Given instruction — Look through the data and write out every line with the word "cuando" in it.
::: Record list :::
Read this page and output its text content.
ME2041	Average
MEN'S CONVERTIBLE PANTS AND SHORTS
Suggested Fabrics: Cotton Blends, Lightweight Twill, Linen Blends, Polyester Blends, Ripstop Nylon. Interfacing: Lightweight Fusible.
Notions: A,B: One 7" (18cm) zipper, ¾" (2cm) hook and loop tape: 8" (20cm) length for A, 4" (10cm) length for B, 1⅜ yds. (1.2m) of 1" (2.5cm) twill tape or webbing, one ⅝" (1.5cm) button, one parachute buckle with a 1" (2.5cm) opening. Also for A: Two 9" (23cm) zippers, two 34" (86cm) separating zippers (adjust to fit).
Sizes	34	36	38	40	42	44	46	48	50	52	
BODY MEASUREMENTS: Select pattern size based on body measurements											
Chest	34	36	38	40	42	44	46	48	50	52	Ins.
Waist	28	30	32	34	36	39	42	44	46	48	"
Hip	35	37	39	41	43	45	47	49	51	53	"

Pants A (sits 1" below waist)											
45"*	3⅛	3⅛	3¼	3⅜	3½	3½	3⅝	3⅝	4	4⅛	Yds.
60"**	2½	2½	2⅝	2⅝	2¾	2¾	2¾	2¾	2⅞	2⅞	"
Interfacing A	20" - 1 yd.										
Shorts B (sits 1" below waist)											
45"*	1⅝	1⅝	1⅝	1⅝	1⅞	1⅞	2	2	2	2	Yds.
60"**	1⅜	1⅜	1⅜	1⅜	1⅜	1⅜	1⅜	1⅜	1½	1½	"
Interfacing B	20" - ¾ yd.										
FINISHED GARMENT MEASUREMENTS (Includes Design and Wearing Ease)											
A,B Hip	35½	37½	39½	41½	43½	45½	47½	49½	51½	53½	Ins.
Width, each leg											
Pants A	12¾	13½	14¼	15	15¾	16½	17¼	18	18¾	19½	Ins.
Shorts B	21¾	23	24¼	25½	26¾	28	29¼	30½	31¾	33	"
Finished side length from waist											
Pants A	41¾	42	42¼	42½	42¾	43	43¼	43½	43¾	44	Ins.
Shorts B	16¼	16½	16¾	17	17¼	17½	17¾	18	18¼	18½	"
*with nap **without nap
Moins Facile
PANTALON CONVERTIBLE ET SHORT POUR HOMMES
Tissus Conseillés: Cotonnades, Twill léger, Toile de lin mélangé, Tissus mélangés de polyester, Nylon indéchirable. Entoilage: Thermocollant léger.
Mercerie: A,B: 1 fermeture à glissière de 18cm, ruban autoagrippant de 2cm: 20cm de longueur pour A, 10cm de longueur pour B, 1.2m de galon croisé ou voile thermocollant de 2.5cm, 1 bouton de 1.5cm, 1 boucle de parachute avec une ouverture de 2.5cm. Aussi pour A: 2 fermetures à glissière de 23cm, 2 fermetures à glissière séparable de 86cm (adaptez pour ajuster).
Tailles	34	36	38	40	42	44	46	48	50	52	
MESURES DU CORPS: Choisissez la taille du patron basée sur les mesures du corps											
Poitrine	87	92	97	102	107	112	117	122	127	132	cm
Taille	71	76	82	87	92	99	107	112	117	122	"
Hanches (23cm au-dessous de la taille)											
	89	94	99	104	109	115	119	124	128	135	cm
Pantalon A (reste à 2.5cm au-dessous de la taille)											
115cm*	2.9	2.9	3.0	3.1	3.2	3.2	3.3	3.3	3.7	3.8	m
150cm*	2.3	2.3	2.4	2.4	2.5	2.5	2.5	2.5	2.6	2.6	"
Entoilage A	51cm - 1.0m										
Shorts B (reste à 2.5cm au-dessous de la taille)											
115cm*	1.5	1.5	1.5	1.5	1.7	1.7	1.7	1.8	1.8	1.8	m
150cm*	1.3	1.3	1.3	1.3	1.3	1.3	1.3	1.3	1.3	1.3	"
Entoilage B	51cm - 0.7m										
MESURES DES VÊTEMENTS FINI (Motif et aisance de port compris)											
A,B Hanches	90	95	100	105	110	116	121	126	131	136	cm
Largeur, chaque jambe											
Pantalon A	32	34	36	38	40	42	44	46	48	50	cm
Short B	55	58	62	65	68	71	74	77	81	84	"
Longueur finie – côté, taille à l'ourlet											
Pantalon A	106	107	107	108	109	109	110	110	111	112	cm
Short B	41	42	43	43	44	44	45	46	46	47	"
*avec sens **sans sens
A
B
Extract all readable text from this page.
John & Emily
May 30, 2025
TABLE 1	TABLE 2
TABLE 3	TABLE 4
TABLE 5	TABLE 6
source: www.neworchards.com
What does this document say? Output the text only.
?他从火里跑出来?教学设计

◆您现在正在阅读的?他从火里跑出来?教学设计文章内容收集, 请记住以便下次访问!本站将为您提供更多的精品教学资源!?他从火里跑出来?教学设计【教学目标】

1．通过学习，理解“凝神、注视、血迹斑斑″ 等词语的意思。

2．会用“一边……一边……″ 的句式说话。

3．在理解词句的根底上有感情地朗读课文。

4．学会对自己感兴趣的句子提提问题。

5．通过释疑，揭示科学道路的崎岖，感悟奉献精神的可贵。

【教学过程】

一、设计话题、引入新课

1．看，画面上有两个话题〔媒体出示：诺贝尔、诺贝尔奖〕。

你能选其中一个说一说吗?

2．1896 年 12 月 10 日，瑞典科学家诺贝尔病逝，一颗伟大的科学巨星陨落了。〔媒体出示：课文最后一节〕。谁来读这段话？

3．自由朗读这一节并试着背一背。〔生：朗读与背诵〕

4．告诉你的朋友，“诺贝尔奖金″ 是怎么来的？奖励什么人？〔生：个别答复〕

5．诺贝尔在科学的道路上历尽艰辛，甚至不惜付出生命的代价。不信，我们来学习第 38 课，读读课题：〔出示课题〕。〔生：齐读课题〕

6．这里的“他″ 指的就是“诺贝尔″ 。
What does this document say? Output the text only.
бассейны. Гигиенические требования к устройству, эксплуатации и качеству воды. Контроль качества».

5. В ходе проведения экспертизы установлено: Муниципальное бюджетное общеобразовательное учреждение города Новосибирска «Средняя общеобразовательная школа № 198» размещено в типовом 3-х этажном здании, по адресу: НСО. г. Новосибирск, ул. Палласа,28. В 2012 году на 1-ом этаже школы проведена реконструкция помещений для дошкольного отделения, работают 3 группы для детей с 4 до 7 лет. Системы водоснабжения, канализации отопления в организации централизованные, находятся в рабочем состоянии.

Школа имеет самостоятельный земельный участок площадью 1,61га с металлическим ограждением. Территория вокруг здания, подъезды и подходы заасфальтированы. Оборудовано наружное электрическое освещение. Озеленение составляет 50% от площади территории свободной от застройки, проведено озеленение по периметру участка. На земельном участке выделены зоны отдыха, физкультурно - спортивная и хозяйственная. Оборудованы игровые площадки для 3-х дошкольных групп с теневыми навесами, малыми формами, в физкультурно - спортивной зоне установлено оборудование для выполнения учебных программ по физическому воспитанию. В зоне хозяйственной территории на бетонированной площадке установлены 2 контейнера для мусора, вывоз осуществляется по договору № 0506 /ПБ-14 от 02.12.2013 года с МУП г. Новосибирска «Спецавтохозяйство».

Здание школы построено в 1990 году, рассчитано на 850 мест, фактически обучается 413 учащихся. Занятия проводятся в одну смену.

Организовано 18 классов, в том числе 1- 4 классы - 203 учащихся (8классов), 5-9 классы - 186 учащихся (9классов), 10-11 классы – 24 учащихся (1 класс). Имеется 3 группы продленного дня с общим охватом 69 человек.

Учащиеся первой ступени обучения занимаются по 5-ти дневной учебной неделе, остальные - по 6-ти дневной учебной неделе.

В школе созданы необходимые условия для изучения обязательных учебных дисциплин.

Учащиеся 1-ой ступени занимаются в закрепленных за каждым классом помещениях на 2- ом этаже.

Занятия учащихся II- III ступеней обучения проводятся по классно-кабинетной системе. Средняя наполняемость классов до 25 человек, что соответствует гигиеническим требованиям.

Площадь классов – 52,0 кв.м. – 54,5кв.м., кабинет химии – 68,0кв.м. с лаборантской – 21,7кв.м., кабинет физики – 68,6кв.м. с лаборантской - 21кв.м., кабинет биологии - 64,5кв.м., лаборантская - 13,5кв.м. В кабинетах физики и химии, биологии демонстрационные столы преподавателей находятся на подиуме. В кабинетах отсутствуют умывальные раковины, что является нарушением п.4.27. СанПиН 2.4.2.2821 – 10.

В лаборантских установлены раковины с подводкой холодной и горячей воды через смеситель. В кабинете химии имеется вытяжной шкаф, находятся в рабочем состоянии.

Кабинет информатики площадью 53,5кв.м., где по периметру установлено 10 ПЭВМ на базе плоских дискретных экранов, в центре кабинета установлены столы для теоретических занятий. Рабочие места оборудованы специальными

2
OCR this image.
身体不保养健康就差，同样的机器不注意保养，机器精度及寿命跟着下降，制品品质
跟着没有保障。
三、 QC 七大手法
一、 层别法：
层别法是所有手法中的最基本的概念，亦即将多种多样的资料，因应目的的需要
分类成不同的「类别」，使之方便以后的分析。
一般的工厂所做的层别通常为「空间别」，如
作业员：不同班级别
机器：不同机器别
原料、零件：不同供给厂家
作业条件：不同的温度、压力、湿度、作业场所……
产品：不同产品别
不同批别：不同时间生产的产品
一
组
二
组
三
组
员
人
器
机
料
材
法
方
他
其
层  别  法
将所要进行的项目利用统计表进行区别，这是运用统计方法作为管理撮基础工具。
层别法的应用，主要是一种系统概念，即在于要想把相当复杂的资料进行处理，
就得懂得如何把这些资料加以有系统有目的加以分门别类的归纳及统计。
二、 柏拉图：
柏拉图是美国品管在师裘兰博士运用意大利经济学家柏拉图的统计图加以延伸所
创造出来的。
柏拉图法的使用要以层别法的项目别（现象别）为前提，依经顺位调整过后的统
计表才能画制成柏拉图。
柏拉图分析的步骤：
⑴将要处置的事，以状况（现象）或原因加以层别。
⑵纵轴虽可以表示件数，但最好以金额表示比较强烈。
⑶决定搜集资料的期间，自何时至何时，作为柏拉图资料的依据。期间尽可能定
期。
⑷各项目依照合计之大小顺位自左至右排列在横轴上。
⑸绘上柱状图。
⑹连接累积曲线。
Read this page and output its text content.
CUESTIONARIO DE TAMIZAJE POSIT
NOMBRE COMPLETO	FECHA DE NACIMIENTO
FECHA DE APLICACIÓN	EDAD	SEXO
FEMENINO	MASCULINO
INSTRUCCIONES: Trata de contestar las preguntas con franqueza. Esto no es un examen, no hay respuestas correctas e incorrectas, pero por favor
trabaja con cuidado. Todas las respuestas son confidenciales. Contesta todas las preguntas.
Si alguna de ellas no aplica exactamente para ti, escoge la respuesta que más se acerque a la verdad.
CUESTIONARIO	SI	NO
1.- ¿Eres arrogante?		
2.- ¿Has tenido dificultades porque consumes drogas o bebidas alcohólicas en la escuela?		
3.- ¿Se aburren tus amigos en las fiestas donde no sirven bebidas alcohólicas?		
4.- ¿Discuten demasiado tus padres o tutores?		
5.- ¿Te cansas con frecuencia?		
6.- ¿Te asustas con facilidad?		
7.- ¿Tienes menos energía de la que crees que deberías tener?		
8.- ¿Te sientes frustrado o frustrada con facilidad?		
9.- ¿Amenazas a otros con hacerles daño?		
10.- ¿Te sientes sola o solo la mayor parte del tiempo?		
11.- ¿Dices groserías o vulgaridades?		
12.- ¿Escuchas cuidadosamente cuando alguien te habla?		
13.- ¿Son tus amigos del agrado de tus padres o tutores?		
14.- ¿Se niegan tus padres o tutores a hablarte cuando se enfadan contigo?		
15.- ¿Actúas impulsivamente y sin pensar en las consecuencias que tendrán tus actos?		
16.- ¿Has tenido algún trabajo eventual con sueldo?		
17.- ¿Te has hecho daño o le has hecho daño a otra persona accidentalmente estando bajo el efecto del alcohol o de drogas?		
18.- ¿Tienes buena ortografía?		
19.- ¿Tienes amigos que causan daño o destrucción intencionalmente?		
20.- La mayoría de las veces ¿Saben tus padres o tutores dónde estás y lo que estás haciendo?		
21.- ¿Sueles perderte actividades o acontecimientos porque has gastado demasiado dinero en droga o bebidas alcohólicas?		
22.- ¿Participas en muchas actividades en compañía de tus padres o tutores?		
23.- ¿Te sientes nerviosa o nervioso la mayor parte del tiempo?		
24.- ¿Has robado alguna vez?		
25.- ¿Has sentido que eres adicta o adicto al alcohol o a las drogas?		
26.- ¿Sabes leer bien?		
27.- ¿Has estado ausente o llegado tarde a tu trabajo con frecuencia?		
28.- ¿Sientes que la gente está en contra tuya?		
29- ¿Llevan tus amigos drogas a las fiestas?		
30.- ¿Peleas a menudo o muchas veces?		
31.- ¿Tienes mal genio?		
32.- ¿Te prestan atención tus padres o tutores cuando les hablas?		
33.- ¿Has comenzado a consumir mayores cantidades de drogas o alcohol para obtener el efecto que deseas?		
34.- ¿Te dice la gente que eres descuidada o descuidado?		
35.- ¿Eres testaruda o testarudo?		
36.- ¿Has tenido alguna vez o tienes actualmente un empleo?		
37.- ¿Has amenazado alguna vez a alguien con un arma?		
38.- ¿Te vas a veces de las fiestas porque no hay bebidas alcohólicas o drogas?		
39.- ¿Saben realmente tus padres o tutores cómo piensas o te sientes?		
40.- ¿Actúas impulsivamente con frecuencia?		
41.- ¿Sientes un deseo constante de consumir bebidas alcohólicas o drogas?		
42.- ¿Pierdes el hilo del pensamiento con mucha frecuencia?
:::
Solution for this task —
12.- ¿Escuchas cuidadosamente cuando alguien te habla?		
14.- ¿Se niegan tus padres o tutores a hablarte cuando se enfadan contigo?		
32.- ¿Te prestan atención tus padres o tutores cuando les hablas?		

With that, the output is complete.